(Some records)
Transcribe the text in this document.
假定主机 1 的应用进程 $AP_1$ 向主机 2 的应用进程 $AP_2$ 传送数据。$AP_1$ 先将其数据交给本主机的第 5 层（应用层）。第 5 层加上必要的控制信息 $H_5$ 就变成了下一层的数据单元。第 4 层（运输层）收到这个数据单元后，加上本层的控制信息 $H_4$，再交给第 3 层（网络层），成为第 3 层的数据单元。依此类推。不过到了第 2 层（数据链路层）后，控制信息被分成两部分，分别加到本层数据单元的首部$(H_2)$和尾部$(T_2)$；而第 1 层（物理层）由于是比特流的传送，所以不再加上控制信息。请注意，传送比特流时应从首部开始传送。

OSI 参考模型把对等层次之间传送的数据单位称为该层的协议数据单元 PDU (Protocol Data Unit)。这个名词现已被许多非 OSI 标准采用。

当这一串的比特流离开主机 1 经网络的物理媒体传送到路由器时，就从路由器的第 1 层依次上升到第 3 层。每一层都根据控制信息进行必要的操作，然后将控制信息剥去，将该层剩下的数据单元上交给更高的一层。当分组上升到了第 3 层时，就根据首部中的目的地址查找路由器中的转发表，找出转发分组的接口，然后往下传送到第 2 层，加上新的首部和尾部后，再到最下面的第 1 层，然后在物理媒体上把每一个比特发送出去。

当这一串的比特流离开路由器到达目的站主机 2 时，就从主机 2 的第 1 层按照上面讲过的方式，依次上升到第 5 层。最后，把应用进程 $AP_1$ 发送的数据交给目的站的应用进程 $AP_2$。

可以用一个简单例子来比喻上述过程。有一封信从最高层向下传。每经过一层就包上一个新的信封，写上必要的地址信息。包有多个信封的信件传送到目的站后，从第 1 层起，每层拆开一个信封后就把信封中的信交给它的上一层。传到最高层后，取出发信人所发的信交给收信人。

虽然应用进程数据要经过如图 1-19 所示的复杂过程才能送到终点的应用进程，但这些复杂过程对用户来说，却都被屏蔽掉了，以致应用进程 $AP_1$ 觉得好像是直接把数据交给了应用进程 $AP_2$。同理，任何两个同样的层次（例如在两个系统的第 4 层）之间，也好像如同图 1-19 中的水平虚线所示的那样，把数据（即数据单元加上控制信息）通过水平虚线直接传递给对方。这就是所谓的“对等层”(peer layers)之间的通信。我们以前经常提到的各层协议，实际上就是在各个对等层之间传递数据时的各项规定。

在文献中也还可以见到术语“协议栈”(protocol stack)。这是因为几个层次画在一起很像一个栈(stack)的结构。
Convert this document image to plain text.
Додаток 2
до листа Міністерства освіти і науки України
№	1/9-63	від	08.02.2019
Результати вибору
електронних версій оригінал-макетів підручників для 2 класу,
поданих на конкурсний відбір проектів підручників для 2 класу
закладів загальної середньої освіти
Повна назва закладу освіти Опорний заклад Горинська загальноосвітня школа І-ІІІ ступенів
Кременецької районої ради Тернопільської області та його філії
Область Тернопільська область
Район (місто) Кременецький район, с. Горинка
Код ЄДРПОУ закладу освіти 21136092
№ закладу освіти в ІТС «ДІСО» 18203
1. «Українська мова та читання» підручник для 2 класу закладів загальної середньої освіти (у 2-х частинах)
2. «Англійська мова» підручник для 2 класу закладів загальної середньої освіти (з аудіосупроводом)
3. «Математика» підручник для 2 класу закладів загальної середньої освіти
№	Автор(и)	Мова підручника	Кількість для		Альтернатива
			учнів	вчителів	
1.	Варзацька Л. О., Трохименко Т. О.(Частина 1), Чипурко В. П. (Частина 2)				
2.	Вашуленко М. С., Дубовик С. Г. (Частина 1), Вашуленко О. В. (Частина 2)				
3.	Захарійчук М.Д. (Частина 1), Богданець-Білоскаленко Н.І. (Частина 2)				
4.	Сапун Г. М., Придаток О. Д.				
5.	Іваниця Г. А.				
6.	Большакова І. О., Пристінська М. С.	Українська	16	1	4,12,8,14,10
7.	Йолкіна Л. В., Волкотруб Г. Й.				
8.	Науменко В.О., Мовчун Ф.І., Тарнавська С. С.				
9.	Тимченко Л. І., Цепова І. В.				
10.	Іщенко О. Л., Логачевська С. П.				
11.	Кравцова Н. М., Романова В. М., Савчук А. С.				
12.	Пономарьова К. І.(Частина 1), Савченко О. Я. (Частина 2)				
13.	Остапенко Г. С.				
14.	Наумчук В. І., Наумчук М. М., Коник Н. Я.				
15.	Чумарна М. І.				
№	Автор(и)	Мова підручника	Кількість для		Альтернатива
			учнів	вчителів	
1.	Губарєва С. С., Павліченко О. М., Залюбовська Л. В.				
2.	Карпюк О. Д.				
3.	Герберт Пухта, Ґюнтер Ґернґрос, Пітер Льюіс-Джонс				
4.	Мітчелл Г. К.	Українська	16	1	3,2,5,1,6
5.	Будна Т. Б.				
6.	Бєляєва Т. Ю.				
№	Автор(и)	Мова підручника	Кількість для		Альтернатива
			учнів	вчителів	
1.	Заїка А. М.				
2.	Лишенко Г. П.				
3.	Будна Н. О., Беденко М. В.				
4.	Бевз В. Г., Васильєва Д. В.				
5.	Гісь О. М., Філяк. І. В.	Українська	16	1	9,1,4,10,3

**GIVEN INSTRUCTION:**
Each line that contains the string "закладу" counts once; report how many such lines the entries have, giving only the number.

**SOLUTION TO THIS EXERCISE:**
3